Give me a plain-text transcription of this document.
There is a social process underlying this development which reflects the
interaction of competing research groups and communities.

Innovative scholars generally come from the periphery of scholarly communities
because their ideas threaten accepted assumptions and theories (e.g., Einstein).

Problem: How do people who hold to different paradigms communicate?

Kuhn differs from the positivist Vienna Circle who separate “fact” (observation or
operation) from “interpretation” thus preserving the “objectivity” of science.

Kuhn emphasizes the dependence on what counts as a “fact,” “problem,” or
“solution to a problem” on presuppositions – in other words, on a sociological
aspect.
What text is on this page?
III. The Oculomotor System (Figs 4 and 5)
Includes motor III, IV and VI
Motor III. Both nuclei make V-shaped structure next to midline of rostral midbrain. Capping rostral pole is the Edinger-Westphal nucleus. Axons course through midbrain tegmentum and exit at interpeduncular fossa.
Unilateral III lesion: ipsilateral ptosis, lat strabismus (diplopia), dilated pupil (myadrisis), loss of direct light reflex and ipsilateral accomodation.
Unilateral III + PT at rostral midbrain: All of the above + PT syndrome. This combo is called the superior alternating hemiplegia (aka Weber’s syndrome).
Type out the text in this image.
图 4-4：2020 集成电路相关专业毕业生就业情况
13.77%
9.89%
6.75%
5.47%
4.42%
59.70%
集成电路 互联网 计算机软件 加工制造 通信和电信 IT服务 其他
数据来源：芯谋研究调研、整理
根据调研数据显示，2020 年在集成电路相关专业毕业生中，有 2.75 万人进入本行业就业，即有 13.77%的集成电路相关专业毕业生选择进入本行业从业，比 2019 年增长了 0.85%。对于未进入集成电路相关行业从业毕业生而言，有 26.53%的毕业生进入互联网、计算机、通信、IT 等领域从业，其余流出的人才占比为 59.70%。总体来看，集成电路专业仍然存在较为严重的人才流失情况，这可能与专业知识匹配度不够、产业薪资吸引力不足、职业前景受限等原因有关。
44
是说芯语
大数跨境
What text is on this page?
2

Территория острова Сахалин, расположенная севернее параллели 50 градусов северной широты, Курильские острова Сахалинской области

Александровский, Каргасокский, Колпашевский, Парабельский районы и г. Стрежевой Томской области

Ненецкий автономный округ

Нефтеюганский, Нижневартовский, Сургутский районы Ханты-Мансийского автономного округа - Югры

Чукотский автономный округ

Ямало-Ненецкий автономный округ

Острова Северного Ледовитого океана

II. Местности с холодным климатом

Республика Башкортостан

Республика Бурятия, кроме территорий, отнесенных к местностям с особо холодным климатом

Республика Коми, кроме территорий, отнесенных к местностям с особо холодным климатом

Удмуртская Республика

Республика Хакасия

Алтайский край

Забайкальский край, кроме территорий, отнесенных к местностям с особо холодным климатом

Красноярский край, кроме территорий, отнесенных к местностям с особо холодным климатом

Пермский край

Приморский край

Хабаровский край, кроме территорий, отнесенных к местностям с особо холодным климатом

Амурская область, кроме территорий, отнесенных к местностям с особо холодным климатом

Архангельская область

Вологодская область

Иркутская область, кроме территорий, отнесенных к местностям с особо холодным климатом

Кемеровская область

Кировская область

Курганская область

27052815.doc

Your goal: All of the data above should be transcribed exactly.

Solution:
Give me a plain-text transcription of this document.
There is a social process underlying this development which reflects the
interaction of competing research groups and communities.

Innovative scholars generally come from the periphery of scholarly communities
because their ideas threaten accepted assumptions and theories (e.g., Einstein).

Problem: How do people who hold to different paradigms communicate?

Kuhn differs from the positivist Vienna Circle who separate “fact” (observation or
operation) from “interpretation” thus preserving the “objectivity” of science.

Kuhn emphasizes the dependence on what counts as a “fact,” “problem,” or
“solution to a problem” on presuppositions – in other words, on a sociological
aspect.
What text is on this page?
III. The Oculomotor System (Figs 4 and 5)
Includes motor III, IV and VI
Motor III. Both nuclei make V-shaped structure next to midline of rostral midbrain. Capping rostral pole is the Edinger-Westphal nucleus. Axons course through midbrain tegmentum and exit at interpeduncular fossa.
Unilateral III lesion: ipsilateral ptosis, lat strabismus (diplopia), dilated pupil (myadrisis), loss of direct light reflex and ipsilateral accomodation.
Unilateral III + PT at rostral midbrain: All of the above + PT syndrome. This combo is called the superior alternating hemiplegia (aka Weber’s syndrome).
Type out the text in this image.
图 4-4：2020 集成电路相关专业毕业生就业情况
13.77%
9.89%
6.75%
5.47%
4.42%
59.70%
集成电路 互联网 计算机软件 加工制造 通信和电信 IT服务 其他
数据来源：芯谋研究调研、整理
根据调研数据显示，2020 年在集成电路相关专业毕业生中，有 2.75 万人进入本行业就业，即有 13.77%的集成电路相关专业毕业生选择进入本行业从业，比 2019 年增长了 0.85%。对于未进入集成电路相关行业从业毕业生而言，有 26.53%的毕业生进入互联网、计算机、通信、IT 等领域从业，其余流出的人才占比为 59.70%。总体来看，集成电路专业仍然存在较为严重的人才流失情况，这可能与专业知识匹配度不够、产业薪资吸引力不足、职业前景受限等原因有关。
44
是说芯语
大数跨境
What text is on this page?
2

Территория острова Сахалин, расположенная севернее параллели 50 градусов северной широты, Курильские острова Сахалинской области

Александровский, Каргасокский, Колпашевский, Парабельский районы и г. Стрежевой Томской области

Ненецкий автономный округ

Нефтеюганский, Нижневартовский, Сургутский районы Ханты-Мансийского автономного округа - Югры

Чукотский автономный округ

Ямало-Ненецкий автономный округ

Острова Северного Ледовитого океана

II. Местности с холодным климатом

Республика Башкортостан

Республика Бурятия, кроме территорий, отнесенных к местностям с особо холодным климатом

Республика Коми, кроме территорий, отнесенных к местностям с особо холодным климатом

Удмуртская Республика

Республика Хакасия

Алтайский край

Забайкальский край, кроме территорий, отнесенных к местностям с особо холодным климатом

Красноярский край, кроме территорий, отнесенных к местностям с особо холодным климатом

Пермский край

Приморский край

Хабаровский край, кроме территорий, отнесенных к местностям с особо холодным климатом

Амурская область, кроме территорий, отнесенных к местностям с особо холодным климатом

Архангельская область

Вологодская область

Иркутская область, кроме территорий, отнесенных к местностям с особо холодным климатом

Кемеровская область

Кировская область

Курганская область

27052815.doc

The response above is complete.